» Exercise requirements
Would you write out the listing verbatim and skip every picture in it?

» Data to use
+++

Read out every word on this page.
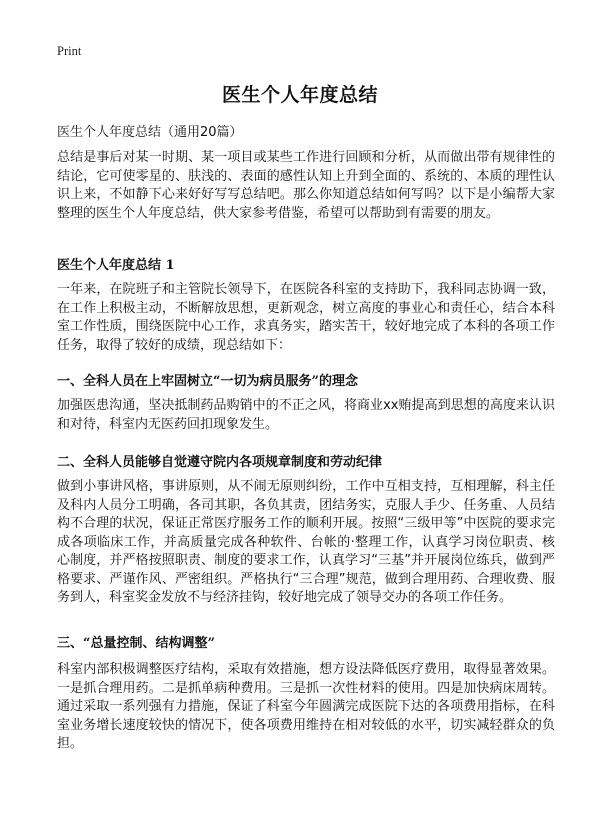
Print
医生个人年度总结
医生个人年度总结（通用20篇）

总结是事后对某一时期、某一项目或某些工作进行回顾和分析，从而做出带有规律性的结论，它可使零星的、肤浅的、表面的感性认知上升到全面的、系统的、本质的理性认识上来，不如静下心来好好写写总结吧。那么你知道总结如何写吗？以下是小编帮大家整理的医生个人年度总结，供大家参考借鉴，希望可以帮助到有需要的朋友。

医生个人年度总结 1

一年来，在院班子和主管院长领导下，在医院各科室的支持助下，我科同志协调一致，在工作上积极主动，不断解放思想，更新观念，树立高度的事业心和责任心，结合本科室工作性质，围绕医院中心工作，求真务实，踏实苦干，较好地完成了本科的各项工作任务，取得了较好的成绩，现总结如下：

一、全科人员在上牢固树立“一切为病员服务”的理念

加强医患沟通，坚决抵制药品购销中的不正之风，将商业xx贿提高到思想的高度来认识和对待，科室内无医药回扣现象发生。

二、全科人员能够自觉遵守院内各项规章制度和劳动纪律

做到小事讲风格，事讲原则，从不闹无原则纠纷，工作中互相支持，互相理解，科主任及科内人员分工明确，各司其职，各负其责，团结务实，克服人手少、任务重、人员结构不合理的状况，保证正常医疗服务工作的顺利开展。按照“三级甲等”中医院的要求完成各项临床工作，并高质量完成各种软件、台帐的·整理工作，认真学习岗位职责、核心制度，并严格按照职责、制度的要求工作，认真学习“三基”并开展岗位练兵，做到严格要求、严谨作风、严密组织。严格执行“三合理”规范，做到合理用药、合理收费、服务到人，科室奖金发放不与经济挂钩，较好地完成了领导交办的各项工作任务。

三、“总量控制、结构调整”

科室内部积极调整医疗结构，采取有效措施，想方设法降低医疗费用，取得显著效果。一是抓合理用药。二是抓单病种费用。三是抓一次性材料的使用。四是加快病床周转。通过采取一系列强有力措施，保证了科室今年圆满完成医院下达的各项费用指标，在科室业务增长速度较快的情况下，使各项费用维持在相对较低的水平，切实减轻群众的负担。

+++

» Exercise answer
Read out every word on this page.
Print
医生个人年度总结
医生个人年度总结（通用20篇）

总结是事后对某一时期、某一项目或某些工作进行回顾和分析，从而做出带有规律性的结论，它可使零星的、肤浅的、表面的感性认知上升到全面的、系统的、本质的理性认识上来，不如静下心来好好写写总结吧。那么你知道总结如何写吗？以下是小编帮大家整理的医生个人年度总结，供大家参考借鉴，希望可以帮助到有需要的朋友。

医生个人年度总结 1

一年来，在院班子和主管院长领导下，在医院各科室的支持助下，我科同志协调一致，在工作上积极主动，不断解放思想，更新观念，树立高度的事业心和责任心，结合本科室工作性质，围绕医院中心工作，求真务实，踏实苦干，较好地完成了本科的各项工作任务，取得了较好的成绩，现总结如下：

一、全科人员在上牢固树立“一切为病员服务”的理念

加强医患沟通，坚决抵制药品购销中的不正之风，将商业xx贿提高到思想的高度来认识和对待，科室内无医药回扣现象发生。

二、全科人员能够自觉遵守院内各项规章制度和劳动纪律

做到小事讲风格，事讲原则，从不闹无原则纠纷，工作中互相支持，互相理解，科主任及科内人员分工明确，各司其职，各负其责，团结务实，克服人手少、任务重、人员结构不合理的状况，保证正常医疗服务工作的顺利开展。按照“三级甲等”中医院的要求完成各项临床工作，并高质量完成各种软件、台帐的·整理工作，认真学习岗位职责、核心制度，并严格按照职责、制度的要求工作，认真学习“三基”并开展岗位练兵，做到严格要求、严谨作风、严密组织。严格执行“三合理”规范，做到合理用药、合理收费、服务到人，科室奖金发放不与经济挂钩，较好地完成了领导交办的各项工作任务。

三、“总量控制、结构调整”

科室内部积极调整医疗结构，采取有效措施，想方设法降低医疗费用，取得显著效果。一是抓合理用药。二是抓单病种费用。三是抓一次性材料的使用。四是加快病床周转。通过采取一系列强有力措施，保证了科室今年圆满完成医院下达的各项费用指标，在科室业务增长速度较快的情况下，使各项费用维持在相对较低的水平，切实减轻群众的负担。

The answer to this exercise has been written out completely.